Exercise -> Repeat the material exactly, leaving nothing out.

[START Data supplied]

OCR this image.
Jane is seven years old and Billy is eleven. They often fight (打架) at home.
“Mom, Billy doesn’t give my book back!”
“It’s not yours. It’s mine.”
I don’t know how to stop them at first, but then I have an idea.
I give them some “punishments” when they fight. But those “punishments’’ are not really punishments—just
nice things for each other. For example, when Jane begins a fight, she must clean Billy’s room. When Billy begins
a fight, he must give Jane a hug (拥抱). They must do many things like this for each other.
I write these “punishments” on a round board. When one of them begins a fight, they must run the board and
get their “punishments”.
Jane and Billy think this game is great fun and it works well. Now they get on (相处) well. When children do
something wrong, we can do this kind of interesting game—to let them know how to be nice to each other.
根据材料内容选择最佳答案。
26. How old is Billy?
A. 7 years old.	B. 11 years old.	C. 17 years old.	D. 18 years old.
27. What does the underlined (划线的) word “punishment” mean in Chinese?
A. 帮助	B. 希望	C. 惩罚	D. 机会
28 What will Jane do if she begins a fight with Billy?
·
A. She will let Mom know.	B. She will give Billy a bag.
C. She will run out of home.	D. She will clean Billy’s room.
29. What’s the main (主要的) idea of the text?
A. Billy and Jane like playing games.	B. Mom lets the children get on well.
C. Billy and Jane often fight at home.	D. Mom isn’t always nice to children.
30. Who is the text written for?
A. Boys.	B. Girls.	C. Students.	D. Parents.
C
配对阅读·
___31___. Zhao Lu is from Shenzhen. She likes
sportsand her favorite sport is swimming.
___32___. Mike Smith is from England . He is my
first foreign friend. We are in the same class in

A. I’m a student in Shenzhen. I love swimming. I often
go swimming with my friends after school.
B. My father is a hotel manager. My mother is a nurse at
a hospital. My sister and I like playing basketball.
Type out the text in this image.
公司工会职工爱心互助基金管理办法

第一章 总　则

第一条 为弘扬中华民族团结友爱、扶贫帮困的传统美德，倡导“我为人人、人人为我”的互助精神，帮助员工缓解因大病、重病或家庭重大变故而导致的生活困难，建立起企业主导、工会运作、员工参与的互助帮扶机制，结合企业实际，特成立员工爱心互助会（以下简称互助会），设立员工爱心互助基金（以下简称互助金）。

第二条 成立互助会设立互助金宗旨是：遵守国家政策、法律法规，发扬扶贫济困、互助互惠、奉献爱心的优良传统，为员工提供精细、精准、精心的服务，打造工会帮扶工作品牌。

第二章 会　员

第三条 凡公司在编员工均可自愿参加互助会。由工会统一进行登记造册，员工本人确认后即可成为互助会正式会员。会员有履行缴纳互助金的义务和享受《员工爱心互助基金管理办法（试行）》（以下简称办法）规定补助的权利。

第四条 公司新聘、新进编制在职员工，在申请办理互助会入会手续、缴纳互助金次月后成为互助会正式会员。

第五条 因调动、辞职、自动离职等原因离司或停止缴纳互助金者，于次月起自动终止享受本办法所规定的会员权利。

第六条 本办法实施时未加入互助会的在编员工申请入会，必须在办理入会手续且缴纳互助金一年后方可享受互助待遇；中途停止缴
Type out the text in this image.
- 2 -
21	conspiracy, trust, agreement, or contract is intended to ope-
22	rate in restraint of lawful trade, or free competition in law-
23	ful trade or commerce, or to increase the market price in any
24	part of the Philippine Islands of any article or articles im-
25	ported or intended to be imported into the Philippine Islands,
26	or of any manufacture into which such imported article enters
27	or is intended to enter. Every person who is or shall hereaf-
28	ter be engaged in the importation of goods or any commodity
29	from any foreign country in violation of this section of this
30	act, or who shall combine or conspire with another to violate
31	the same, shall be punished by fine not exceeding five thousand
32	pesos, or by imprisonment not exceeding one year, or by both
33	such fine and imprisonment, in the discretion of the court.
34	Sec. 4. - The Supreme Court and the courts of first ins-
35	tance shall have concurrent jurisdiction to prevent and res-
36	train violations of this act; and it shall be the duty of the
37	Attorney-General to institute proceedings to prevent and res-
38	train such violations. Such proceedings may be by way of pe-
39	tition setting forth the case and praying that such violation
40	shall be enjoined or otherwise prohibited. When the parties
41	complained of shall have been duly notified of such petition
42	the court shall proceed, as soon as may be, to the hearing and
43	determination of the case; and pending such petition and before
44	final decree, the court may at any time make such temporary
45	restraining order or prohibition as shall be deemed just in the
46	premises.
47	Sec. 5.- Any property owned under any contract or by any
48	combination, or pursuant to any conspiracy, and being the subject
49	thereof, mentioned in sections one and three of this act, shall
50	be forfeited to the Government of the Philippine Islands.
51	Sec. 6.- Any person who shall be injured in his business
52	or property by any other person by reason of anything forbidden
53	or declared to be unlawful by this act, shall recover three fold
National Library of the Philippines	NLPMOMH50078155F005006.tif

[END Data supplied]

Solution for this task ->
OCR this image.
Jane is seven years old and Billy is eleven. They often fight (打架) at home.
“Mom, Billy doesn’t give my book back!”
“It’s not yours. It’s mine.”
I don’t know how to stop them at first, but then I have an idea.
I give them some “punishments” when they fight. But those “punishments’’ are not really punishments—just
nice things for each other. For example, when Jane begins a fight, she must clean Billy’s room. When Billy begins
a fight, he must give Jane a hug (拥抱). They must do many things like this for each other.
I write these “punishments” on a round board. When one of them begins a fight, they must run the board and
get their “punishments”.
Jane and Billy think this game is great fun and it works well. Now they get on (相处) well. When children do
something wrong, we can do this kind of interesting game—to let them know how to be nice to each other.
根据材料内容选择最佳答案。
26. How old is Billy?
A. 7 years old.	B. 11 years old.	C. 17 years old.	D. 18 years old.
27. What does the underlined (划线的) word “punishment” mean in Chinese?
A. 帮助	B. 希望	C. 惩罚	D. 机会
28 What will Jane do if she begins a fight with Billy?
·
A. She will let Mom know.	B. She will give Billy a bag.
C. She will run out of home.	D. She will clean Billy’s room.
29. What’s the main (主要的) idea of the text?
A. Billy and Jane like playing games.	B. Mom lets the children get on well.
C. Billy and Jane often fight at home.	D. Mom isn’t always nice to children.
30. Who is the text written for?
A. Boys.	B. Girls.	C. Students.	D. Parents.
C
配对阅读·
___31___. Zhao Lu is from Shenzhen. She likes
sportsand her favorite sport is swimming.
___32___. Mike Smith is from England . He is my
first foreign friend. We are in the same class in

A. I’m a student in Shenzhen. I love swimming. I often
go swimming with my friends after school.
B. My father is a hotel manager. My mother is a nurse at
a hospital. My sister and I like playing basketball.
Type out the text in this image.
公司工会职工爱心互助基金管理办法

第一章 总　则

第一条 为弘扬中华民族团结友爱、扶贫帮困的传统美德，倡导“我为人人、人人为我”的互助精神，帮助员工缓解因大病、重病或家庭重大变故而导致的生活困难，建立起企业主导、工会运作、员工参与的互助帮扶机制，结合企业实际，特成立员工爱心互助会（以下简称互助会），设立员工爱心互助基金（以下简称互助金）。

第二条 成立互助会设立互助金宗旨是：遵守国家政策、法律法规，发扬扶贫济困、互助互惠、奉献爱心的优良传统，为员工提供精细、精准、精心的服务，打造工会帮扶工作品牌。

第二章 会　员

第三条 凡公司在编员工均可自愿参加互助会。由工会统一进行登记造册，员工本人确认后即可成为互助会正式会员。会员有履行缴纳互助金的义务和享受《员工爱心互助基金管理办法（试行）》（以下简称办法）规定补助的权利。

第四条 公司新聘、新进编制在职员工，在申请办理互助会入会手续、缴纳互助金次月后成为互助会正式会员。

第五条 因调动、辞职、自动离职等原因离司或停止缴纳互助金者，于次月起自动终止享受本办法所规定的会员权利。

第六条 本办法实施时未加入互助会的在编员工申请入会，必须在办理入会手续且缴纳互助金一年后方可享受互助待遇；中途停止缴
Type out the text in this image.
- 2 -
21	conspiracy, trust, agreement, or contract is intended to ope-
22	rate in restraint of lawful trade, or free competition in law-
23	ful trade or commerce, or to increase the market price in any
24	part of the Philippine Islands of any article or articles im-
25	ported or intended to be imported into the Philippine Islands,
26	or of any manufacture into which such imported article enters
27	or is intended to enter. Every person who is or shall hereaf-
28	ter be engaged in the importation of goods or any commodity
29	from any foreign country in violation of this section of this
30	act, or who shall combine or conspire with another to violate
31	the same, shall be punished by fine not exceeding five thousand
32	pesos, or by imprisonment not exceeding one year, or by both
33	such fine and imprisonment, in the discretion of the court.
34	Sec. 4. - The Supreme Court and the courts of first ins-
35	tance shall have concurrent jurisdiction to prevent and res-
36	train violations of this act; and it shall be the duty of the
37	Attorney-General to institute proceedings to prevent and res-
38	train such violations. Such proceedings may be by way of pe-
39	tition setting forth the case and praying that such violation
40	shall be enjoined or otherwise prohibited. When the parties
41	complained of shall have been duly notified of such petition
42	the court shall proceed, as soon as may be, to the hearing and
43	determination of the case; and pending such petition and before
44	final decree, the court may at any time make such temporary
45	restraining order or prohibition as shall be deemed just in the
46	premises.
47	Sec. 5.- Any property owned under any contract or by any
48	combination, or pursuant to any conspiracy, and being the subject
49	thereof, mentioned in sections one and three of this act, shall
50	be forfeited to the Government of the Philippine Islands.
51	Sec. 6.- Any person who shall be injured in his business
52	or property by any other person by reason of anything forbidden
53	or declared to be unlawful by this act, shall recover three fold
National Library of the Philippines	NLPMOMH50078155F005006.tif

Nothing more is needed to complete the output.